Given request: Do any lines in the data below contain "Arabia"? If so, copy every one of them.

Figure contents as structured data

········

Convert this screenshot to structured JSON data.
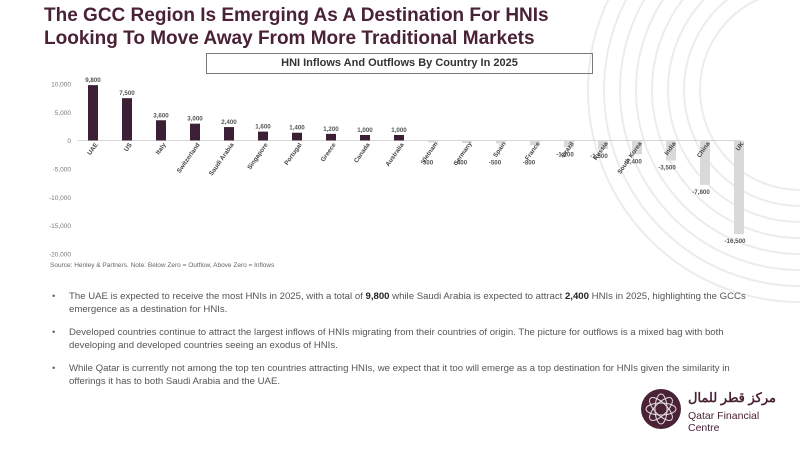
{
  "page": {
    "title_line1": "The GCC Region Is Emerging As A Destination For HNIs",
    "title_line2": "Looking To Move Away From More Traditional Markets",
    "source": "Source: Henley & Partners. Note: Below Zero = Outflow, Above Zero = Inflows"
  },
  "bullets": [
    {
      "pre": "The UAE is expected to receive the most HNIs in 2025, with a total of ",
      "b1": "9,800",
      "mid": " while Saudi Arabia is expected to attract ",
      "b2": "2,400",
      "post": " HNIs in 2025, highlighting the GCCs emergence as a destination for HNIs."
    },
    {
      "text": "Developed countries continue to attract the largest inflows of HNIs migrating from their countries of origin. The picture for outflows is a mixed bag with both developing and developed countries seeing an exodus of HNIs."
    },
    {
      "text": "While Qatar is currently not among the top ten countries attracting HNIs, we expect that it too will emerge as a top destination for HNIs given the similarity in offerings it has to both Saudi Arabia and the UAE."
    }
  ],
  "logo": {
    "arabic": "مركز قطر للمال",
    "english": "Qatar Financial Centre"
  },
  "colors": {
    "inflow": "#3d1f35",
    "outflow": "#d9d9d9",
    "brand": "#4a2236"
  },
  "chart_data": {
    "type": "bar",
    "title": "HNI Inflows And Outflows By Country In 2025",
    "categories": [
      "UAE",
      "US",
      "Italy",
      "Switzerland",
      "Saudi Arabia",
      "Singapore",
      "Portugal",
      "Greece",
      "Canada",
      "Australia",
      "Vietnam",
      "Germany",
      "Spain",
      "France",
      "Brazil",
      "Russia",
      "South Korea",
      "India",
      "China",
      "UK"
    ],
    "values": [
      9800,
      7500,
      3600,
      3000,
      2400,
      1600,
      1400,
      1200,
      1000,
      1000,
      -300,
      -400,
      -500,
      -800,
      -1200,
      -1500,
      -2400,
      -3500,
      -7800,
      -16500
    ],
    "value_labels": [
      "9,800",
      "7,500",
      "3,600",
      "3,000",
      "2,400",
      "1,600",
      "1,400",
      "1,200",
      "1,000",
      "1,000",
      "-300",
      "-400",
      "-500",
      "-800",
      "-1,200",
      "-1,500",
      "-2,400",
      "-3,500",
      "-7,800",
      "-16,500"
    ],
    "ylim": [
      -20000,
      10000
    ],
    "yticks": [
      10000,
      5000,
      0,
      -5000,
      -10000,
      -15000,
      -20000
    ],
    "ytick_labels": [
      "10,000",
      "5,000",
      "0",
      "-5,000",
      "-10,000",
      "-15,000",
      "-20,000"
    ],
    "xlabel": "",
    "ylabel": "",
    "grid": false
  }
}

········

Answer for this exercise:
      "mid": " while Saudi Arabia is expected to attract ",
      "text": "While Qatar is currently not among the top ten countries attracting HNIs, we expect that it too will emerge as a top destination for HNIs given the similarity in offerings it has to both Saudi Arabia and the UAE."
      "Saudi Arabia",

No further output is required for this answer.